> **DATA FOR THIS TASK**
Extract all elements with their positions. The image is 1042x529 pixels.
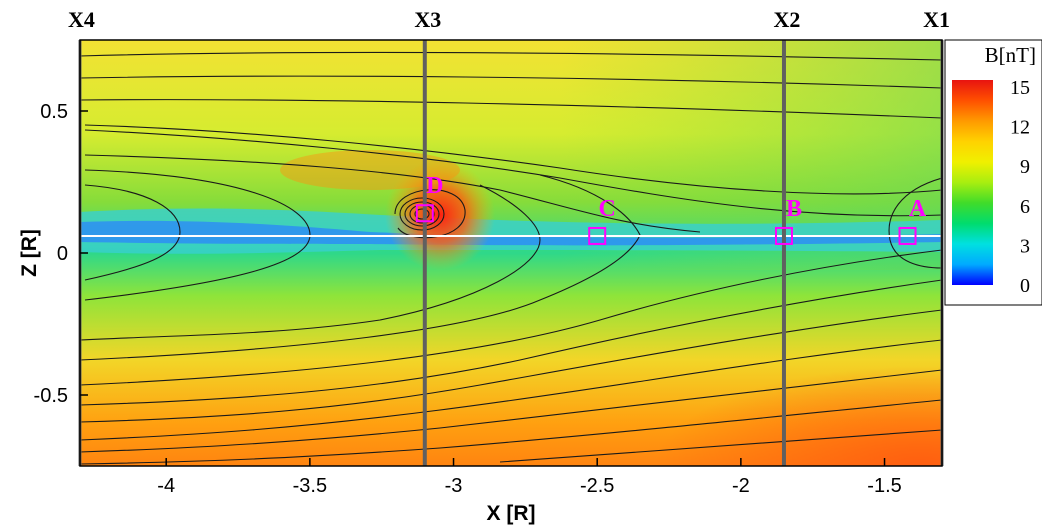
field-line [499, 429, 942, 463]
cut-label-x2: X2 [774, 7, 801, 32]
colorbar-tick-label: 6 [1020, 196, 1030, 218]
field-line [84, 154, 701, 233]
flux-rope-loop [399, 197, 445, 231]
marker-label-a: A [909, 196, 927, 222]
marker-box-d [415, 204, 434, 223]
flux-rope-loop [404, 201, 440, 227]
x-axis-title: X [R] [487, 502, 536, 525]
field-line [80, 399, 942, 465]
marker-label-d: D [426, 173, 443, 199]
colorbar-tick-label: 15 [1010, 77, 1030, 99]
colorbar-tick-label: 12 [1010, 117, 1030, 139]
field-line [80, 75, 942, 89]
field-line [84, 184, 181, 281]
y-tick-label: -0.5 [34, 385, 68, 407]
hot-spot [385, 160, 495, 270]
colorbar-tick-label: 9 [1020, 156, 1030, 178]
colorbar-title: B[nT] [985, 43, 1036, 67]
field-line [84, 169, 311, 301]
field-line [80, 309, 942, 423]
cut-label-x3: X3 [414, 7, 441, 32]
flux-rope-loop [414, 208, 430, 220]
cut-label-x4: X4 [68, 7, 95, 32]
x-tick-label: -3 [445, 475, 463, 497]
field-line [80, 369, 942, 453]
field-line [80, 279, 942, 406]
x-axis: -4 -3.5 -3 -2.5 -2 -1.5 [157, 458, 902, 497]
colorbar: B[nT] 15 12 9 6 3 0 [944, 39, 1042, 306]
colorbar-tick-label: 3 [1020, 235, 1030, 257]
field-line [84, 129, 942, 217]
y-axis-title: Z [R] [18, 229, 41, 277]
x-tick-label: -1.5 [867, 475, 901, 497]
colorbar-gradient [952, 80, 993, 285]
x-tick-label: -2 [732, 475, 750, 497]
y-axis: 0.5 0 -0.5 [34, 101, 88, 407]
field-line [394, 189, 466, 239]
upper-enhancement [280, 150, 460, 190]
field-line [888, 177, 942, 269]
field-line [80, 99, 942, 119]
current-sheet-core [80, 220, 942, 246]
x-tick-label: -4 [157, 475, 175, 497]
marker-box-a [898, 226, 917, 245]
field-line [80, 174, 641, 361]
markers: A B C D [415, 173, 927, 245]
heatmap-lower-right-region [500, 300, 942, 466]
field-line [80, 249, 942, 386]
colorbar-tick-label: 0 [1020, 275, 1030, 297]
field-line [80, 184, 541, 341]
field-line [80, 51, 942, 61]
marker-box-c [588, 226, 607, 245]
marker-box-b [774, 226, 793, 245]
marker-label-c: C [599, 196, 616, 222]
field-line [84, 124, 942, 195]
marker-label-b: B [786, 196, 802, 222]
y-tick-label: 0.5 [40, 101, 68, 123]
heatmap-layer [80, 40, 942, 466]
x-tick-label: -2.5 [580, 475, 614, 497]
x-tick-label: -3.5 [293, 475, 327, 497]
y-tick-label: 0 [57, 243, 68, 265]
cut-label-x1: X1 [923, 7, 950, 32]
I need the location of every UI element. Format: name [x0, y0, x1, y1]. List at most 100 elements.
* * *
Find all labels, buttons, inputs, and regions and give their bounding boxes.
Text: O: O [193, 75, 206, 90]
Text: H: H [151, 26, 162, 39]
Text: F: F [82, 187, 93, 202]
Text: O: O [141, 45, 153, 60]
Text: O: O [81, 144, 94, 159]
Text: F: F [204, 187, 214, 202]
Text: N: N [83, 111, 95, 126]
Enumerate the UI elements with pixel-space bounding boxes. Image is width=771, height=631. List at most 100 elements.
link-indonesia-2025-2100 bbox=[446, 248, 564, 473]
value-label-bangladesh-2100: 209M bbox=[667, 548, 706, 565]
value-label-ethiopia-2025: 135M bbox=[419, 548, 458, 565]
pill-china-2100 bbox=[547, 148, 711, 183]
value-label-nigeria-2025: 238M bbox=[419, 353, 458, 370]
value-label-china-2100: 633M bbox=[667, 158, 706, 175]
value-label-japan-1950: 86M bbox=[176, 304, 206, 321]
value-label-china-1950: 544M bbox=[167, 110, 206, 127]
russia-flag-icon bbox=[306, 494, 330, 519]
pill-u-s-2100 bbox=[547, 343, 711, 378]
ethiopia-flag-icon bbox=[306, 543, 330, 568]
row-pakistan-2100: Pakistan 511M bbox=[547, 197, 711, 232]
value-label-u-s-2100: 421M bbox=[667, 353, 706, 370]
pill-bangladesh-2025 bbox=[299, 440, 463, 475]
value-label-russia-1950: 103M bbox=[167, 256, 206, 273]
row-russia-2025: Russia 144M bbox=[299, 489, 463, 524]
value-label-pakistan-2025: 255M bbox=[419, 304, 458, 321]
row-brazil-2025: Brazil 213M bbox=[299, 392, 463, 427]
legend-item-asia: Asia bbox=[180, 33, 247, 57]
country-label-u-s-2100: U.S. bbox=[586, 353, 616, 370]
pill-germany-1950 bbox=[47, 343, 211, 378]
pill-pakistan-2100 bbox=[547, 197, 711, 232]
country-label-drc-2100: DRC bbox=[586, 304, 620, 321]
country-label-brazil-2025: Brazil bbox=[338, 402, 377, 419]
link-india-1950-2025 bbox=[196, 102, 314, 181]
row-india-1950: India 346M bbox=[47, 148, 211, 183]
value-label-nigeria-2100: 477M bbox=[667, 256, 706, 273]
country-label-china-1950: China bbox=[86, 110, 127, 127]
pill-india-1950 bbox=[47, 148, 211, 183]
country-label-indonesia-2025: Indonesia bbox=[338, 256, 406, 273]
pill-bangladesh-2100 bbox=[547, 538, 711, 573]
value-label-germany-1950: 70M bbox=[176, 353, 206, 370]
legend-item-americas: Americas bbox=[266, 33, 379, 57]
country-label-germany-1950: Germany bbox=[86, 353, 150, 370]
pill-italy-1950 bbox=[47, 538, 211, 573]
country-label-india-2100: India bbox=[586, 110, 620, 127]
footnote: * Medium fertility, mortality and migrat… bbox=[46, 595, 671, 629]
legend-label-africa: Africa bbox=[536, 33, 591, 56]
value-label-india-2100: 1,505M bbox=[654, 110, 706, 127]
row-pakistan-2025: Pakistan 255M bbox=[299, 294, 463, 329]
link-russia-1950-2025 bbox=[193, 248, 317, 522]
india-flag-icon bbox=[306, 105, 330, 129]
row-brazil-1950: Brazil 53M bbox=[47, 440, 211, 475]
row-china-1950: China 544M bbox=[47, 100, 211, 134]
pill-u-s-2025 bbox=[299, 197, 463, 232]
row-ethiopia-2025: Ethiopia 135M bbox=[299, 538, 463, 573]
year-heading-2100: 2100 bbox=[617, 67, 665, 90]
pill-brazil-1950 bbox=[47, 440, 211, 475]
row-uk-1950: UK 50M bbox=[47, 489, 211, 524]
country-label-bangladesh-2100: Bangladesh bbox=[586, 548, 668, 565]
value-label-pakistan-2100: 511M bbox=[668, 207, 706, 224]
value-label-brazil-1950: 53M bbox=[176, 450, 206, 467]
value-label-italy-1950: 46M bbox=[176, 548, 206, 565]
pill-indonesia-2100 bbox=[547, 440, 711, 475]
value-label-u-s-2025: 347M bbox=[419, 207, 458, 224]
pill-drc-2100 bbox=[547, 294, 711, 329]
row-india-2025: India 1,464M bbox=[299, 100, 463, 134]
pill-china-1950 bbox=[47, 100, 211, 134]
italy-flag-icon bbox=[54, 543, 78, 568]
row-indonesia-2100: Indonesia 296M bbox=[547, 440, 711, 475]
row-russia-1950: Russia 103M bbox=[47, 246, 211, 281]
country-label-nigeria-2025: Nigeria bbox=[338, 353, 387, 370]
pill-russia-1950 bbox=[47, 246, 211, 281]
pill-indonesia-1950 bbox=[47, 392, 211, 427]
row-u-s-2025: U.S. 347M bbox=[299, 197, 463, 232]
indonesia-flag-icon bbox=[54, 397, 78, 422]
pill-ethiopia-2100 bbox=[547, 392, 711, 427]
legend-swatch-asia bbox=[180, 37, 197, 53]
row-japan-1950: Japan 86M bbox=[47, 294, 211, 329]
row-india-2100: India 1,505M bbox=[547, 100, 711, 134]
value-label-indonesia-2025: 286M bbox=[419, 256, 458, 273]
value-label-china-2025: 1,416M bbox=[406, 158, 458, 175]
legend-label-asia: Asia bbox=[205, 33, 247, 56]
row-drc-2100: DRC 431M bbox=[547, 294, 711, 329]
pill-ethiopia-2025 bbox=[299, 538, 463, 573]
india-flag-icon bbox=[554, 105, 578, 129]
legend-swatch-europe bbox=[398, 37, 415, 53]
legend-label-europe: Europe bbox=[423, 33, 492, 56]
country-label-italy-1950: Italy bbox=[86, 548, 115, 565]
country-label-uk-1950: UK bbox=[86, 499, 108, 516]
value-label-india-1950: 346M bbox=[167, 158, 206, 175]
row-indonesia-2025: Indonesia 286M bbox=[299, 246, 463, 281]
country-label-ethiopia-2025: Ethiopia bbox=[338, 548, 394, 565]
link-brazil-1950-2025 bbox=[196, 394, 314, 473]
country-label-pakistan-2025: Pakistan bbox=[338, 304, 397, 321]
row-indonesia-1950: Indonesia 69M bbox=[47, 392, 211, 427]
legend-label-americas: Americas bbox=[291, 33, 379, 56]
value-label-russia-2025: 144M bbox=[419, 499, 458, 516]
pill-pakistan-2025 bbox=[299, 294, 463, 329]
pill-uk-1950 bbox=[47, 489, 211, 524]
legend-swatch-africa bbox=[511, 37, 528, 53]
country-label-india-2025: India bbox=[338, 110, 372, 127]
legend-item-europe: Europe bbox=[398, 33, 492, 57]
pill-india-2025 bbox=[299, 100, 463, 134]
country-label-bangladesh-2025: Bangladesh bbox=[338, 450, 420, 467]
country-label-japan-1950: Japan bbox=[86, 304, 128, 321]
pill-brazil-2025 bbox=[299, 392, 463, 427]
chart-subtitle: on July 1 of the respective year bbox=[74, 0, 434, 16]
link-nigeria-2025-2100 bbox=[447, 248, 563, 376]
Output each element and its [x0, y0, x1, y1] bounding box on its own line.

> **INSTRUCTIONS TO FOLLOW**
Output as a JSON list of strings, one per line, the lines between the one holding "Find all labels, buttons, inputs, and" and the one holding "value-label-china-1950: 544M bbox=[167, 110, 206, 127]", inclusive, leaving out blank lines.

> **TASK RESULT**
[
  "Find all labels, buttons, inputs, and regions and give their bounding boxes.",
  "Text: O: O [193, 75, 206, 90]",
  "Text: H: H [151, 26, 162, 39]",
  "Text: F: F [82, 187, 93, 202]",
  "Text: O: O [141, 45, 153, 60]",
  "Text: O: O [81, 144, 94, 159]",
  "Text: F: F [204, 187, 214, 202]",
  "Text: N: N [83, 111, 95, 126]",
  "Enumerate the UI elements with pixel-space bounding boxes. Image is width=771, height=631. List at most 100 elements.",
  "link-indonesia-2025-2100 bbox=[446, 248, 564, 473]",
  "value-label-bangladesh-2100: 209M bbox=[667, 548, 706, 565]",
  "value-label-ethiopia-2025: 135M bbox=[419, 548, 458, 565]",
  "pill-china-2100 bbox=[547, 148, 711, 183]",
  "value-label-nigeria-2025: 238M bbox=[419, 353, 458, 370]",
  "value-label-china-2100: 633M bbox=[667, 158, 706, 175]",
  "value-label-japan-1950: 86M bbox=[176, 304, 206, 321]",
  "value-label-china-1950: 544M bbox=[167, 110, 206, 127]"
]